* _Exercise materials_
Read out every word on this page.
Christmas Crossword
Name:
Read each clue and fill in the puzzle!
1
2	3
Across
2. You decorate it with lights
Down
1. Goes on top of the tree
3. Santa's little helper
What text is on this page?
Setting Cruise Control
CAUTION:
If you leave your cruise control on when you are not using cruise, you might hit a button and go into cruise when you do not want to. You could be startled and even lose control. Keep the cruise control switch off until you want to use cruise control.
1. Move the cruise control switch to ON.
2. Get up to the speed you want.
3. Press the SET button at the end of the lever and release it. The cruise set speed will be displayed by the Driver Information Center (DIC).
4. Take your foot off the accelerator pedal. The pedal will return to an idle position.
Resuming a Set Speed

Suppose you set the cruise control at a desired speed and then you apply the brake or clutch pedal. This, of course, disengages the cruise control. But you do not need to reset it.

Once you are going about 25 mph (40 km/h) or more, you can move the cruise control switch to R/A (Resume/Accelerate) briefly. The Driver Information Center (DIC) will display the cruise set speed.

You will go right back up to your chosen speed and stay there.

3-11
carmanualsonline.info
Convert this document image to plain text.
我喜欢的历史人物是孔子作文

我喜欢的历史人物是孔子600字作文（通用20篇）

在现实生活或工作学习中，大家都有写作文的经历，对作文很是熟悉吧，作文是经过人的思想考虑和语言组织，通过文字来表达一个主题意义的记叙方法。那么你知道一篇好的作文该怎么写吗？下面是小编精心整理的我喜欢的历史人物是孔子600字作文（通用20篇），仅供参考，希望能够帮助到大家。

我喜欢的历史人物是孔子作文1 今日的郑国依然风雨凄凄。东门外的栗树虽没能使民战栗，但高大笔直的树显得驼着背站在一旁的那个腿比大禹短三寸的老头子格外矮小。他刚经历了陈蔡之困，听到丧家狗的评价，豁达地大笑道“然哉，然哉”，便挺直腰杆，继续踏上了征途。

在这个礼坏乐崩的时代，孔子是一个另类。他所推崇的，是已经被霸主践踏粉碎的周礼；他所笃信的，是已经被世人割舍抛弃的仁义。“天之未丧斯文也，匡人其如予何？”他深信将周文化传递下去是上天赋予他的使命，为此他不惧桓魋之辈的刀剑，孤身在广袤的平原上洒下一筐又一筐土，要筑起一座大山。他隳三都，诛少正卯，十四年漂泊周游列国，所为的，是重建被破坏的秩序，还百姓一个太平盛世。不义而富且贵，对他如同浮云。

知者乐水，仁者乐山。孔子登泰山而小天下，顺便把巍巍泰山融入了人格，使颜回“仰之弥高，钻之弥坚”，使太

* _Problem to solve_
Using the entries above, find all lines with "text". Copy them.

* _Solution to the problem_
What text is on this page?
Convert this document image to plain text.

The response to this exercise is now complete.